Task objective: Return every line of the data below that includes the string "screenshot".

Records to process:

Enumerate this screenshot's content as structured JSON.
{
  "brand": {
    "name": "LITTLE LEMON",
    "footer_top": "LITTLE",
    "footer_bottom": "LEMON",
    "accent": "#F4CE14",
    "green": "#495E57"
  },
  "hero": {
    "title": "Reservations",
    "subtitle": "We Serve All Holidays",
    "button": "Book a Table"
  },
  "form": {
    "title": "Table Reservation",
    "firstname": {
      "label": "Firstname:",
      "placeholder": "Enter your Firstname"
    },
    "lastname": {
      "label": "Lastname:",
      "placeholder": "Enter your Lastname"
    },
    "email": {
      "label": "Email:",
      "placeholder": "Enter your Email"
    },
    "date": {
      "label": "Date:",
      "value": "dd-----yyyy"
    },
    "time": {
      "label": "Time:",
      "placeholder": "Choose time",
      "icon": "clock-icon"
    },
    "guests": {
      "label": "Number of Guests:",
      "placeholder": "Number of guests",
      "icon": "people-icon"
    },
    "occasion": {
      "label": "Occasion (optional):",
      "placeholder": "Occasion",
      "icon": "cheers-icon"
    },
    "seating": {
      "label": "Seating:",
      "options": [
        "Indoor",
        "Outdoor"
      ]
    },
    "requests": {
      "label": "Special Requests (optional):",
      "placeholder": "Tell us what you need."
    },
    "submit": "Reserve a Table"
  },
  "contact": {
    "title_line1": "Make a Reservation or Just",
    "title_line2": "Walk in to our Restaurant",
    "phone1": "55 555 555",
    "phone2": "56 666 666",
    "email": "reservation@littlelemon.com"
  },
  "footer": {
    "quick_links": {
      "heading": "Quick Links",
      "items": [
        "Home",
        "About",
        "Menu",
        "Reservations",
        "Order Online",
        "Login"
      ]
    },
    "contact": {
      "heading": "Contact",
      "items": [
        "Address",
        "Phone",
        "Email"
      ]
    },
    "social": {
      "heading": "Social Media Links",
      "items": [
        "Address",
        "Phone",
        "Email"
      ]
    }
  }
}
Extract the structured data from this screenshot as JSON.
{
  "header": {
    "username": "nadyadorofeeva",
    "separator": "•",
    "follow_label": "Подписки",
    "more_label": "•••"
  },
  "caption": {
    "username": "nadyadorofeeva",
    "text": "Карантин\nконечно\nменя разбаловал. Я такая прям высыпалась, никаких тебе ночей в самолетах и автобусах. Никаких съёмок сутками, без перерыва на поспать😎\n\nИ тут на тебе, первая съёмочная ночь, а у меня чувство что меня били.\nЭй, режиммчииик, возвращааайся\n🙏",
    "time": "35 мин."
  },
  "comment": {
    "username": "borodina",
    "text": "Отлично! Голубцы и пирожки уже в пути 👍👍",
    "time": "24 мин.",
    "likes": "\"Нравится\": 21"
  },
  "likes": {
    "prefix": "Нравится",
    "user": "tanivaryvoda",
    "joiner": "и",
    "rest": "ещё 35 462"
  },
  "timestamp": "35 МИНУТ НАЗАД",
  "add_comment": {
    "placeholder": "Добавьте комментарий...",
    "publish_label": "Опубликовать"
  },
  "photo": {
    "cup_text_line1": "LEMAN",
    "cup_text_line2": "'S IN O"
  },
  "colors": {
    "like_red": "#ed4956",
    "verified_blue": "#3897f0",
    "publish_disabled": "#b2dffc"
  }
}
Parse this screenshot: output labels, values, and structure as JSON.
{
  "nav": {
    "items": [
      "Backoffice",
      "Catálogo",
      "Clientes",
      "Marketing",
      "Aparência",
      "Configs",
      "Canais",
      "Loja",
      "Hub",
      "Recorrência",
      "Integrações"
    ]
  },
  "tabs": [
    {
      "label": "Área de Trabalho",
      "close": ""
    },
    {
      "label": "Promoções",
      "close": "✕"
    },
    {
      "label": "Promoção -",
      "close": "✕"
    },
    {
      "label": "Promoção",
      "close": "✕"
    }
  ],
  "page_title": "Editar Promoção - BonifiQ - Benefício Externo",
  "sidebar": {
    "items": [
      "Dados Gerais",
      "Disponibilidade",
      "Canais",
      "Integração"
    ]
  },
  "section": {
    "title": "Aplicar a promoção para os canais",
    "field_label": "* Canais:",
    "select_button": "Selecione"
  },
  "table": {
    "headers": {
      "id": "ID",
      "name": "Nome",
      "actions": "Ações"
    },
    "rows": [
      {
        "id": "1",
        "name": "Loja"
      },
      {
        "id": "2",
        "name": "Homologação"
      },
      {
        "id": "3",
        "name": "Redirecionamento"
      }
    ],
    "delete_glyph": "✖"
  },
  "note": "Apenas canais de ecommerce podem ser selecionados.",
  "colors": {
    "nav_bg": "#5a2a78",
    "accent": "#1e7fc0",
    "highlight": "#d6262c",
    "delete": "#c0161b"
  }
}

Complete response:
Enumerate this screenshot's content as structured JSON.
Extract the structured data from this screenshot as JSON.
Parse this screenshot: output labels, values, and structure as JSON.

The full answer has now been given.